TASK STATEMENT: Return each line of the material verbatim.

(Rows from a dataset)
--- begin ---
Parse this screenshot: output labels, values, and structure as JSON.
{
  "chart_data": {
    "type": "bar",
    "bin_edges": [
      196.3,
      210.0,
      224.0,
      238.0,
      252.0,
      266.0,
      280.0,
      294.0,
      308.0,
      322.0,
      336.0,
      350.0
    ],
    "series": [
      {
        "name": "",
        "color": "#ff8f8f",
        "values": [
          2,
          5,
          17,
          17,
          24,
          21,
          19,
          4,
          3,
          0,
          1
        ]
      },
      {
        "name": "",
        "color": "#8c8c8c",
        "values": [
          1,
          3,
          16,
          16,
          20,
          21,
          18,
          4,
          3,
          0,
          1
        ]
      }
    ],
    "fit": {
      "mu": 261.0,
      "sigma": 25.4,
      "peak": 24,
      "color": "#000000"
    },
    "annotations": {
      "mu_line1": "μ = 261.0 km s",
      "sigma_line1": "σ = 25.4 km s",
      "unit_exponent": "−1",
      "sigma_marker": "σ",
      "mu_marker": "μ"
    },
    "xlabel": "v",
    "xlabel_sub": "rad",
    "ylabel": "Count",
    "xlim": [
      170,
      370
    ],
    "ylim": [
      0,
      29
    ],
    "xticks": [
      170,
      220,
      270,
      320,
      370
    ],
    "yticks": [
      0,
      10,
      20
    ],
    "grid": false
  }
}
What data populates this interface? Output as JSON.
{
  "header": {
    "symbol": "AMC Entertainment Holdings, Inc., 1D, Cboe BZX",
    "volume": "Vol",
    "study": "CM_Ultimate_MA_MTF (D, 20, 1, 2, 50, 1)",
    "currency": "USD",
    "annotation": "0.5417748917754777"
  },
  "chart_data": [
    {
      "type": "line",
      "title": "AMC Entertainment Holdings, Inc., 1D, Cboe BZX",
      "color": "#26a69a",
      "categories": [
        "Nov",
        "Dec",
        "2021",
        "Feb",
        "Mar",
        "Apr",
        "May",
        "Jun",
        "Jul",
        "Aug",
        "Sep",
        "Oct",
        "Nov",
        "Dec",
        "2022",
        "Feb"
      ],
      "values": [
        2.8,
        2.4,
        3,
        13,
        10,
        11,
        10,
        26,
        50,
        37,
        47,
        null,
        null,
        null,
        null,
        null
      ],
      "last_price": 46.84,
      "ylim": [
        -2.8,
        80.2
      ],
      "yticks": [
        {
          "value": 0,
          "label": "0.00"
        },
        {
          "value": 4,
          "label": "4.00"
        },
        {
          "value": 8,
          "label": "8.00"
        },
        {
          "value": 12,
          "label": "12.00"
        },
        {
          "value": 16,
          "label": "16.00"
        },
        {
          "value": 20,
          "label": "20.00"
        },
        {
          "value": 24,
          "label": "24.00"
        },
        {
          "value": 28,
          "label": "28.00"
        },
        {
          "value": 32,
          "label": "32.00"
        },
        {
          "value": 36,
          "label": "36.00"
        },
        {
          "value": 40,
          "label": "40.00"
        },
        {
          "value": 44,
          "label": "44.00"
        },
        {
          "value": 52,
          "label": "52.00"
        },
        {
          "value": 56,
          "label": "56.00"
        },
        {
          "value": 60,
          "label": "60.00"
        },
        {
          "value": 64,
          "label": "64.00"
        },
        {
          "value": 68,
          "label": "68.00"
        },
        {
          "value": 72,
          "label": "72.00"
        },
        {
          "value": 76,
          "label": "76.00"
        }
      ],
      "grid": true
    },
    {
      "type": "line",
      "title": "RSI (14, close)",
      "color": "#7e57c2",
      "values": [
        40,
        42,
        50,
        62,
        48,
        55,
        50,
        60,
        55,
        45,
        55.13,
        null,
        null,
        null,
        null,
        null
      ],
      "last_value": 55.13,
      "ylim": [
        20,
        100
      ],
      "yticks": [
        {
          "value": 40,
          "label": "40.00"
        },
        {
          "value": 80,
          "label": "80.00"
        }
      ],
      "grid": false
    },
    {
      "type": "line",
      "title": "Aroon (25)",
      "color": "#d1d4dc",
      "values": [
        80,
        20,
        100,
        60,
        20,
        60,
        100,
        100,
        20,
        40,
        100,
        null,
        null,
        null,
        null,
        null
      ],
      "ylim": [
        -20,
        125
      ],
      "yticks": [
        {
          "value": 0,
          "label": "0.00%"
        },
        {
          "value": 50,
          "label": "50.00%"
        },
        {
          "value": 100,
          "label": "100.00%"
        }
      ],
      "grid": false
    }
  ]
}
--- end ---
EXERCISE RESPONSE:
Parse this screenshot: output labels, values, and structure as JSON.
{
  "chart_data": {
    "type": "bar",
    "bin_edges": [
      196.3,
      210.0,
      224.0,
      238.0,
      252.0,
      266.0,
      280.0,
      294.0,
      308.0,
      322.0,
      336.0,
      350.0
    ],
    "series": [
      {
        "name": "",
        "color": "#ff8f8f",
        "values": [
          2,
          5,
          17,
          17,
          24,
          21,
          19,
          4,
          3,
          0,
          1
        ]
      },
      {
        "name": "",
        "color": "#8c8c8c",
        "values": [
          1,
          3,
          16,
          16,
          20,
          21,
          18,
          4,
          3,
          0,
          1
        ]
      }
    ],
    "fit": {
      "mu": 261.0,
      "sigma": 25.4,
      "peak": 24,
      "color": "#000000"
    },
    "annotations": {
      "mu_line1": "μ = 261.0 km s",
      "sigma_line1": "σ = 25.4 km s",
      "unit_exponent": "−1",
      "sigma_marker": "σ",
      "mu_marker": "μ"
    },
    "xlabel": "v",
    "xlabel_sub": "rad",
    "ylabel": "Count",
    "xlim": [
      170,
      370
    ],
    "ylim": [
      0,
      29
    ],
    "xticks": [
      170,
      220,
      270,
      320,
      370
    ],
    "yticks": [
      0,
      10,
      20
    ],
    "grid": false
  }
}
What data populates this interface? Output as JSON.
{
  "header": {
    "symbol": "AMC Entertainment Holdings, Inc., 1D, Cboe BZX",
    "volume": "Vol",
    "study": "CM_Ultimate_MA_MTF (D, 20, 1, 2, 50, 1)",
    "currency": "USD",
    "annotation": "0.5417748917754777"
  },
  "chart_data": [
    {
      "type": "line",
      "title": "AMC Entertainment Holdings, Inc., 1D, Cboe BZX",
      "color": "#26a69a",
      "categories": [
        "Nov",
        "Dec",
        "2021",
        "Feb",
        "Mar",
        "Apr",
        "May",
        "Jun",
        "Jul",
        "Aug",
        "Sep",
        "Oct",
        "Nov",
        "Dec",
        "2022",
        "Feb"
      ],
      "values": [
        2.8,
        2.4,
        3,
        13,
        10,
        11,
        10,
        26,
        50,
        37,
        47,
        null,
        null,
        null,
        null,
        null
      ],
      "last_price": 46.84,
      "ylim": [
        -2.8,
        80.2
      ],
      "yticks": [
        {
          "value": 0,
          "label": "0.00"
        },
        {
          "value": 4,
          "label": "4.00"
        },
        {
          "value": 8,
          "label": "8.00"
        },
        {
          "value": 12,
          "label": "12.00"
        },
        {
          "value": 16,
          "label": "16.00"
        },
        {
          "value": 20,
          "label": "20.00"
        },
        {
          "value": 24,
          "label": "24.00"
        },
        {
          "value": 28,
          "label": "28.00"
        },
        {
          "value": 32,
          "label": "32.00"
        },
        {
          "value": 36,
          "label": "36.00"
        },
        {
          "value": 40,
          "label": "40.00"
        },
        {
          "value": 44,
          "label": "44.00"
        },
        {
          "value": 52,
          "label": "52.00"
        },
        {
          "value": 56,
          "label": "56.00"
        },
        {
          "value": 60,
          "label": "60.00"
        },
        {
          "value": 64,
          "label": "64.00"
        },
        {
          "value": 68,
          "label": "68.00"
        },
        {
          "value": 72,
          "label": "72.00"
        },
        {
          "value": 76,
          "label": "76.00"
        }
      ],
      "grid": true
    },
    {
      "type": "line",
      "title": "RSI (14, close)",
      "color": "#7e57c2",
      "values": [
        40,
        42,
        50,
        62,
        48,
        55,
        50,
        60,
        55,
        45,
        55.13,
        null,
        null,
        null,
        null,
        null
      ],
      "last_value": 55.13,
      "ylim": [
        20,
        100
      ],
      "yticks": [
        {
          "value": 40,
          "label": "40.00"
        },
        {
          "value": 80,
          "label": "80.00"
        }
      ],
      "grid": false
    },
    {
      "type": "line",
      "title": "Aroon (25)",
      "color": "#d1d4dc",
      "values": [
        80,
        20,
        100,
        60,
        20,
        60,
        100,
        100,
        20,
        40,
        100,
        null,
        null,
        null,
        null,
        null
      ],
      "ylim": [
        -20,
        125
      ],
      "yticks": [
        {
          "value": 0,
          "label": "0.00%"
        },
        {
          "value": 50,
          "label": "50.00%"
        },
        {
          "value": 100,
          "label": "100.00%"
        }
      ],
      "grid": false
    }
  ]
}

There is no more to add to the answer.